─── PAGE EXTRACT ───
Determine if Brackets are Balanced

 This lesson will teach us how to determine whether or not a string has balanced usage of brackets by using a stack.

We'll cover the following

• • Examples of Balanced Brackets
  • Examples of Unbalanced Brackets
  • Algorithm
• • Special Case
• • Explanation
• • Explanation

In this lesson, we’re going to determine whether or not a set of brackets are balanced or not by making use of the stack data structure that we defined in the previous lesson.

Let’s first understand what a balanced set of brackets looks like.

A balanced set of brackets is one where the number and type of opening and closing brackets match and that is also properly nested within the string of brackets.

Examples of Balanced Brackets #

• { }
• { } { }
• ( ( { [ ] } ) )

Examples of Unbalanced Brackets #

• ( ( )
• { { { ) } ]
• [ ] [ ] ] ]

Algorithm #

Check out the slides below to have a look at the approach we’ll use to solve this problem:

6 of 6

As shown above, our algorithm is as follows:

• We iterate through the characters of the string.
• If we get an opening bracket, push it onto the stack.
─── DATA SEGMENT ───
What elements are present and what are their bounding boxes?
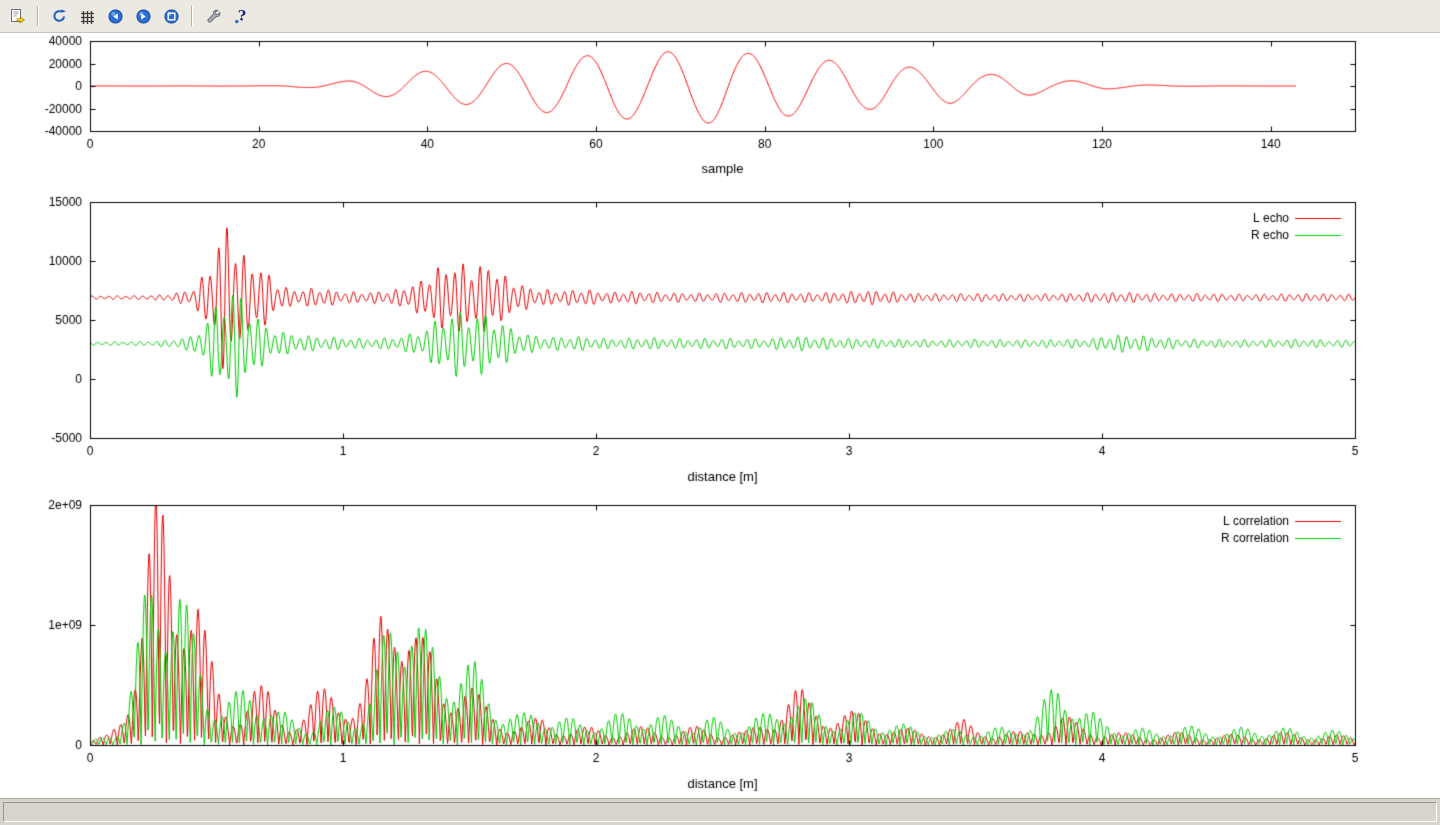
───
Continue the lesson on checking bracket balance with a stack, beginning right after its last line.

--- OUTPUT FOR THIS TASK ---
• If we encounter a closing bracket, pop off an element from the stack and match it with the closing bracket. If it is an opening bracket and of the same type as the closing bracket, we conclude it is a successful match and move on. If it’s not, we will conclude that the set of brackets is not balanced.
• The stack will be empty at the end of iteration for a balanced example of brackets while we’ll be left with some elements in the stack for an unbalanced example.

5 of 5

We’ve covered an example for both the balanced set of brackets and an unbalanced set of brackets, let’s move on to a special case.

Special Case #

Example: ) )

What if we encounter a closing bracket but don’t have any elements to pop off from the stack? For example, in the case described above, we don’t have an opening parenthesis, but we encounter a closing parenthesis. In this case, we immediately know that the string does not have a balanced usage of brackets. Therefore, we need to watch out for an empty stack in our implementation.

Now that you have got a decent idea of the algorithm, we’ll go over the implementation of it in Python.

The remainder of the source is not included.